Given instruction = Write the records out again exactly, leaving no images in.

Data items
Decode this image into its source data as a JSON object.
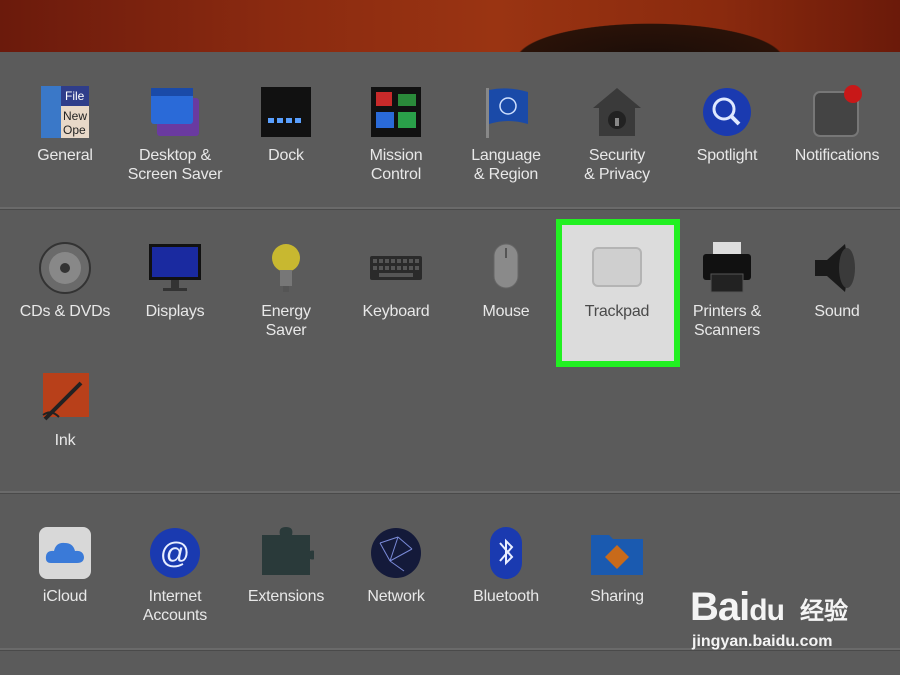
{
  "rows": [
    {
      "items": [
        {
          "id": "general",
          "label": "General"
        },
        {
          "id": "desktop",
          "label": "Desktop &\nScreen Saver"
        },
        {
          "id": "dock",
          "label": "Dock"
        },
        {
          "id": "mission",
          "label": "Mission\nControl"
        },
        {
          "id": "language",
          "label": "Language\n& Region"
        },
        {
          "id": "security",
          "label": "Security\n& Privacy"
        },
        {
          "id": "spotlight",
          "label": "Spotlight"
        },
        {
          "id": "notifications",
          "label": "Notifications"
        }
      ]
    },
    {
      "items": [
        {
          "id": "cds",
          "label": "CDs & DVDs"
        },
        {
          "id": "displays",
          "label": "Displays"
        },
        {
          "id": "energy",
          "label": "Energy\nSaver"
        },
        {
          "id": "keyboard",
          "label": "Keyboard"
        },
        {
          "id": "mouse",
          "label": "Mouse"
        },
        {
          "id": "trackpad",
          "label": "Trackpad"
        },
        {
          "id": "printers",
          "label": "Printers &\nScanners"
        },
        {
          "id": "sound",
          "label": "Sound"
        },
        {
          "id": "ink",
          "label": "Ink"
        }
      ]
    },
    {
      "items": [
        {
          "id": "icloud",
          "label": "iCloud"
        },
        {
          "id": "internet",
          "label": "Internet\nAccounts"
        },
        {
          "id": "extensions",
          "label": "Extensions"
        },
        {
          "id": "network",
          "label": "Network"
        },
        {
          "id": "bluetooth",
          "label": "Bluetooth"
        },
        {
          "id": "sharing",
          "label": "Sharing"
        }
      ]
    }
  ],
  "general_icon_text": [
    "File",
    "New",
    "Ope"
  ],
  "highlight_color": "#22f022",
  "watermark": {
    "brand": "Bai",
    "paw": "du",
    "cn": "经验",
    "url": "jingyan.baidu.com"
  }
}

Result of this task =
Decode this image into its source data as a JSON object.
{
  "rows": [
    {
      "items": [
        {
          "id": "general",
          "label": "General"
        },
        {
          "id": "desktop",
          "label": "Desktop &\nScreen Saver"
        },
        {
          "id": "dock",
          "label": "Dock"
        },
        {
          "id": "mission",
          "label": "Mission\nControl"
        },
        {
          "id": "language",
          "label": "Language\n& Region"
        },
        {
          "id": "security",
          "label": "Security\n& Privacy"
        },
        {
          "id": "spotlight",
          "label": "Spotlight"
        },
        {
          "id": "notifications",
          "label": "Notifications"
        }
      ]
    },
    {
      "items": [
        {
          "id": "cds",
          "label": "CDs & DVDs"
        },
        {
          "id": "displays",
          "label": "Displays"
        },
        {
          "id": "energy",
          "label": "Energy\nSaver"
        },
        {
          "id": "keyboard",
          "label": "Keyboard"
        },
        {
          "id": "mouse",
          "label": "Mouse"
        },
        {
          "id": "trackpad",
          "label": "Trackpad"
        },
        {
          "id": "printers",
          "label": "Printers &\nScanners"
        },
        {
          "id": "sound",
          "label": "Sound"
        },
        {
          "id": "ink",
          "label": "Ink"
        }
      ]
    },
    {
      "items": [
        {
          "id": "icloud",
          "label": "iCloud"
        },
        {
          "id": "internet",
          "label": "Internet\nAccounts"
        },
        {
          "id": "extensions",
          "label": "Extensions"
        },
        {
          "id": "network",
          "label": "Network"
        },
        {
          "id": "bluetooth",
          "label": "Bluetooth"
        },
        {
          "id": "sharing",
          "label": "Sharing"
        }
      ]
    }
  ],
  "general_icon_text": [
    "File",
    "New",
    "Ope"
  ],
  "highlight_color": "#22f022",
  "watermark": {
    "brand": "Bai",
    "paw": "du",
    "cn": "经验",
    "url": "jingyan.baidu.com"
  }
}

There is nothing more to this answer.